*Do this*. From the entries below, copy every line where the string "carta" appears.

Saved entries:
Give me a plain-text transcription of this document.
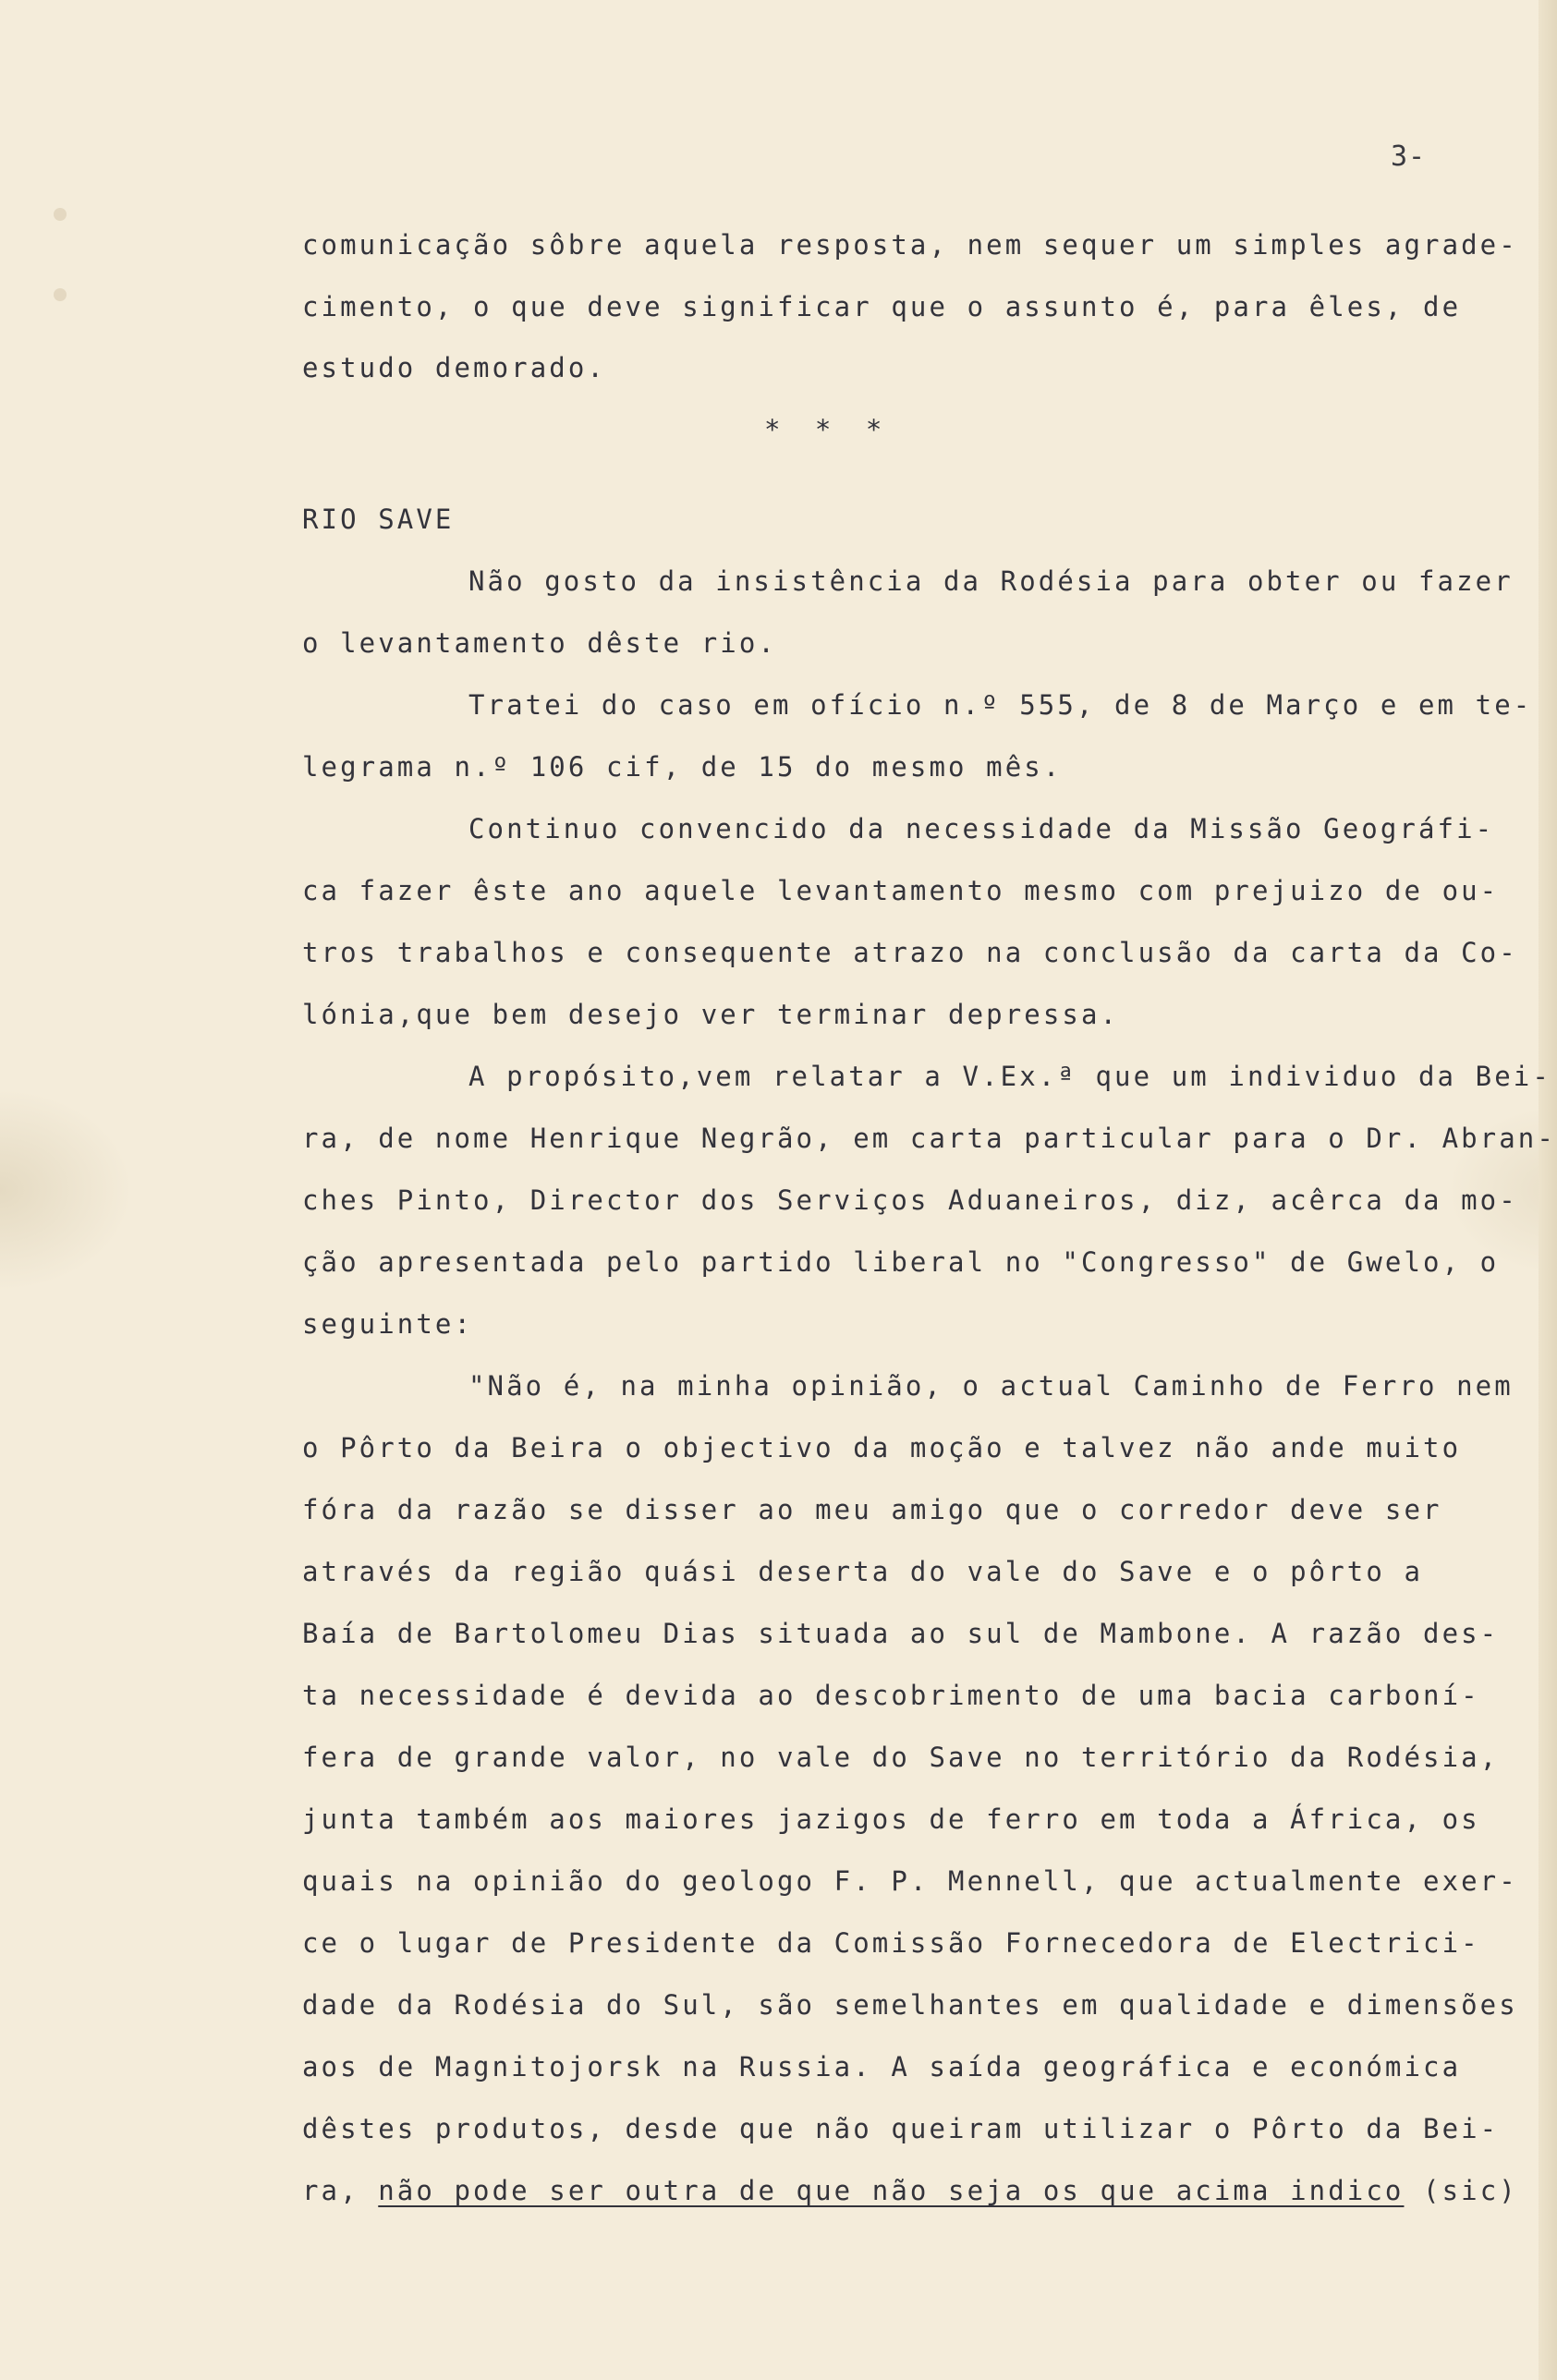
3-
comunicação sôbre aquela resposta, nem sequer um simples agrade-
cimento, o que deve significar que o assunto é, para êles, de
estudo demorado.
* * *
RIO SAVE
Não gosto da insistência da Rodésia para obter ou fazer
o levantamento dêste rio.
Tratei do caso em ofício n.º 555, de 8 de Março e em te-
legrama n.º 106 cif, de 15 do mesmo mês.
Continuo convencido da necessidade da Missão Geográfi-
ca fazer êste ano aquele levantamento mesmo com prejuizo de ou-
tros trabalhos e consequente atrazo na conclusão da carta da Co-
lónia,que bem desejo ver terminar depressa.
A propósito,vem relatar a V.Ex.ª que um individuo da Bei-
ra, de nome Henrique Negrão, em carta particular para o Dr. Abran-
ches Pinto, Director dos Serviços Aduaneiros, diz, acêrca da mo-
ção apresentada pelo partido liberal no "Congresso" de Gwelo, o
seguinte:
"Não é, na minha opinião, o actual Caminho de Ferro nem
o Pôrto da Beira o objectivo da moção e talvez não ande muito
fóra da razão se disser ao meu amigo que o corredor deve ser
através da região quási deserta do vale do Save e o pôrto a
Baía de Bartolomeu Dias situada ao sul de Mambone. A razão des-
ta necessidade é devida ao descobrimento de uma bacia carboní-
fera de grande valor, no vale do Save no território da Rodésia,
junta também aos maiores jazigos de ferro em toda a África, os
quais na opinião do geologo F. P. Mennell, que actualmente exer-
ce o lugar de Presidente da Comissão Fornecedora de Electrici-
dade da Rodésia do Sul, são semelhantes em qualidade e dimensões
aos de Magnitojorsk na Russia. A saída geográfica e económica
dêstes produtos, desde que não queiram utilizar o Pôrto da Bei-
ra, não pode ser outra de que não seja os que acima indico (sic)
...
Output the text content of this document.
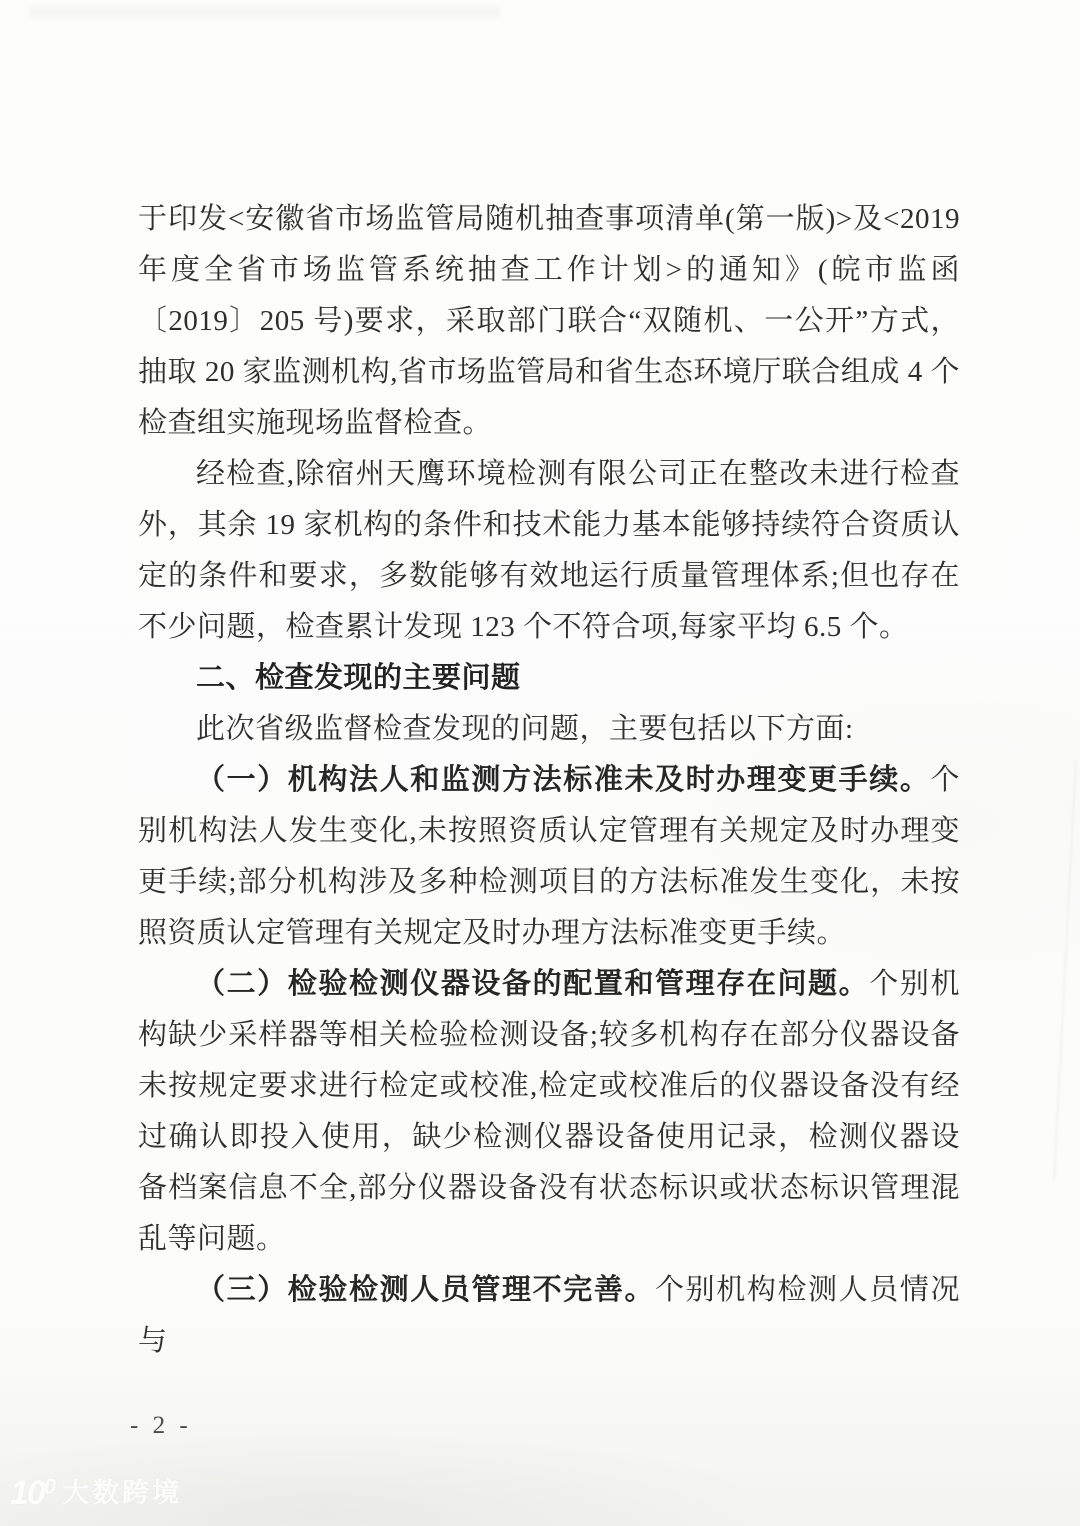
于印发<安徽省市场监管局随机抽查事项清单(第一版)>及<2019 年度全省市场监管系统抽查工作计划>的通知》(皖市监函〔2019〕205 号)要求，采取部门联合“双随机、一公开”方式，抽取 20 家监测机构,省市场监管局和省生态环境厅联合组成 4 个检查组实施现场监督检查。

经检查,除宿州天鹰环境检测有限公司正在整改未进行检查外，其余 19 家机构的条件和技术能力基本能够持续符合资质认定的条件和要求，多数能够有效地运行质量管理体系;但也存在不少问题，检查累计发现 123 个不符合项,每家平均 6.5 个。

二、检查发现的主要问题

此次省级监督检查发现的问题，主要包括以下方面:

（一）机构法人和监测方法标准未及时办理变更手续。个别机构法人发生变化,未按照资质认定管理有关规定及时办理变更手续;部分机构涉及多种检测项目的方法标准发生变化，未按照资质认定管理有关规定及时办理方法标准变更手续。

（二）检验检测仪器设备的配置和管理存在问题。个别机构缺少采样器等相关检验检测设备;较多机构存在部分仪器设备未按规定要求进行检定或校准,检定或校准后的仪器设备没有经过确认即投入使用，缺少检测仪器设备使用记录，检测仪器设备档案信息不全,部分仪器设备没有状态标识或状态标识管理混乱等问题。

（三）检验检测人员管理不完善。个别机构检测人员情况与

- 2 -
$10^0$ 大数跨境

*Written response*.
tros trabalhos e consequente atrazo na conclusão da carta da Co-
ra, de nome Henrique Negrão, em carta particular para o Dr. Abran-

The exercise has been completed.